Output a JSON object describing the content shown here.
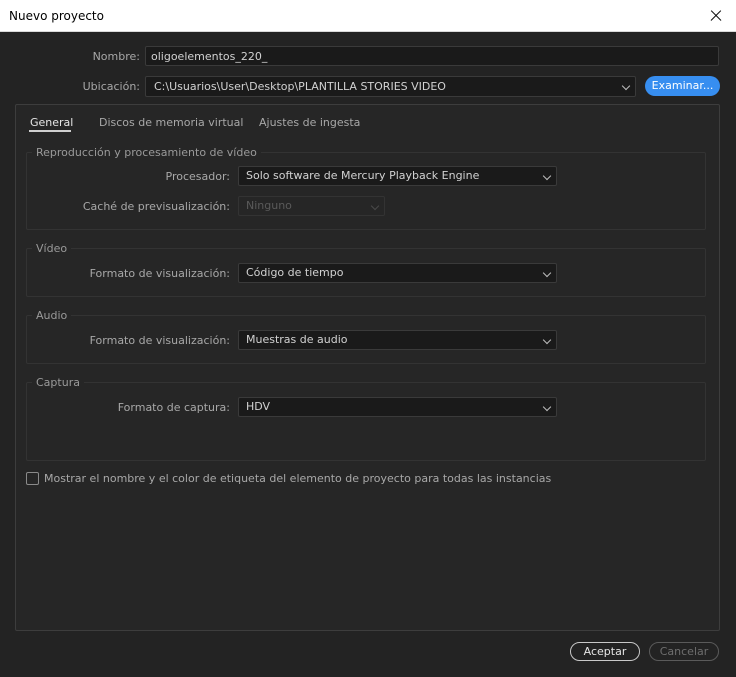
{
  "window": {
    "title": "Nuevo proyecto"
  },
  "name": {
    "label": "Nombre:",
    "value": "oligoelementos_220_"
  },
  "location": {
    "label": "Ubicación:",
    "value": "C:\\Usuarios\\User\\Desktop\\PLANTILLA STORIES VIDEO",
    "browse_label": "Examinar..."
  },
  "tabs": [
    {
      "label": "General",
      "active": true
    },
    {
      "label": "Discos de memoria virtual",
      "active": false
    },
    {
      "label": "Ajustes de ingesta",
      "active": false
    }
  ],
  "groups": {
    "playback": {
      "title": "Reproducción y procesamiento de vídeo",
      "processor_label": "Procesador:",
      "processor_value": "Solo software de Mercury Playback Engine",
      "preview_cache_label": "Caché de previsualización:",
      "preview_cache_value": "Ninguno"
    },
    "video": {
      "title": "Vídeo",
      "display_label": "Formato de visualización:",
      "display_value": "Código de tiempo"
    },
    "audio": {
      "title": "Audio",
      "display_label": "Formato de visualización:",
      "display_value": "Muestras de audio"
    },
    "capture": {
      "title": "Captura",
      "format_label": "Formato de captura:",
      "format_value": "HDV"
    }
  },
  "show_label_checkbox": {
    "label": "Mostrar el nombre y el color de etiqueta del elemento de proyecto para todas las instancias",
    "checked": false
  },
  "footer": {
    "ok_label": "Aceptar",
    "cancel_label": "Cancelar"
  },
  "colors": {
    "accent": "#378ef0",
    "background": "#232323",
    "titlebar": "#ffffff"
  }
}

# [Directive]
Collect each line above holding the string "proyecto".

# [Complete response]
    "title": "Nuevo proyecto"
    "label": "Mostrar el nombre y el color de etiqueta del elemento de proyecto para todas las instancias",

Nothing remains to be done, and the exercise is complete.